• Record list
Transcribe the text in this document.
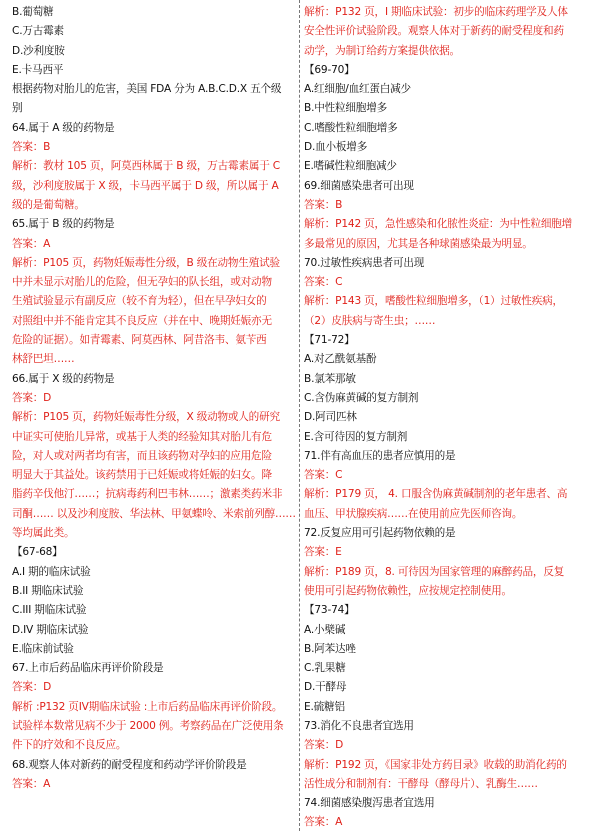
B.葡萄糖
C.万古霉素
D.沙利度胺
E.卡马西平
根据药物对胎儿的危害，美国 FDA 分为 A.B.C.D.X 五个级
别
64.属于 A 级的药物是
答案：B
解析：教材 105 页，阿莫西林属于 B 级，万古霉素属于 C
级，沙利度胺属于 X 级，卡马西平属于 D 级，所以属于 A
级的是葡萄糖。
65.属于 B 级的药物是
答案：A
解析：P105 页，药物妊娠毒性分级，B 级在动物生殖试验
中并未显示对胎儿的危险，但无孕妇的队长组，或对动物
生殖试验显示有副反应（较不育为轻），但在早孕妇女的
对照组中并不能肯定其不良反应（并在中、晚期妊娠亦无
危险的证据）。如青霉素、阿莫西林、阿昔洛韦、氨苄西
林舒巴坦……
66.属于 X 级的药物是
答案：D
解析：P105 页，药物妊娠毒性分级，X 级动物或人的研究
中证实可使胎儿异常，或基于人类的经验知其对胎儿有危
险，对人或对两者均有害，而且该药物对孕妇的应用危险
明显大于其益处。该药禁用于已妊娠或将妊娠的妇女。降
脂药辛伐他汀……；抗病毒药利巴韦林……；激素类药米非
司酮…… 以及沙利度胺、华法林、甲氨蝶呤、米索前列醇……
等均属此类。
【67-68】
A.I 期的临床试验
B.II 期临床试验
C.III 期临床试验
D.IV 期临床试验
E.临床前试验
67.上市后药品临床再评价阶段是
答案：D
解析 :P132 页IV期临床试验 :上市后药品临床再评价阶段。
试验样本数常见病不少于 2000 例。考察药品在广泛使用条
件下的疗效和不良反应。
68.观察人体对新药的耐受程度和药动学评价阶段是
答案：A
解析：P132 页，I 期临床试验：初步的临床药理学及人体
安全性评价试验阶段。观察人体对于新药的耐受程度和药
动学，为制订给药方案提供依据。
【69-70】
A.红细胞/血红蛋白减少
B.中性粒细胞增多
C.嗜酸性粒细胞增多
D.血小板增多
E.嗜碱性粒细胞减少
69.细菌感染患者可出现
答案：B
解析：P142 页，急性感染和化脓性炎症：为中性粒细胞增
多最常见的原因，尤其是各种球菌感染最为明显。
70.过敏性疾病患者可出现
答案：C
解析：P143 页，嗜酸性粒细胞增多，（1）过敏性疾病，
（2）皮肤病与寄生虫；……
【71-72】
A.对乙酰氨基酚
B.氯苯那敏
C.含伪麻黄碱的复方制剂
D.阿司匹林
E.含可待因的复方制剂
71.伴有高血压的患者应慎用的是
答案：C
解析：P179 页， 4. 口服含伪麻黄碱制剂的老年患者、高
血压、甲状腺疾病……在使用前应先医师咨询。
72.反复应用可引起药物依赖的是
答案：E
解析：P189 页，8. 可待因为国家管理的麻醉药品，反复
使用可引起药物依赖性，应按规定控制使用。
【73-74】
A.小檗碱
B.阿苯达唑
C.乳果糖
D.干酵母
E.硫糖铝
73.消化不良患者宜选用
答案：D
解析：P192 页，《国家非处方药目录》收载的助消化药的
活性成分和制剂有：干酵母（酵母片）、乳酶生……
74.细菌感染腹泻患者宜选用
答案：A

• Exercise
Of the lines in this data, how many contain "药物妊娠毒性分级"? Reply with only the number.

• Result
2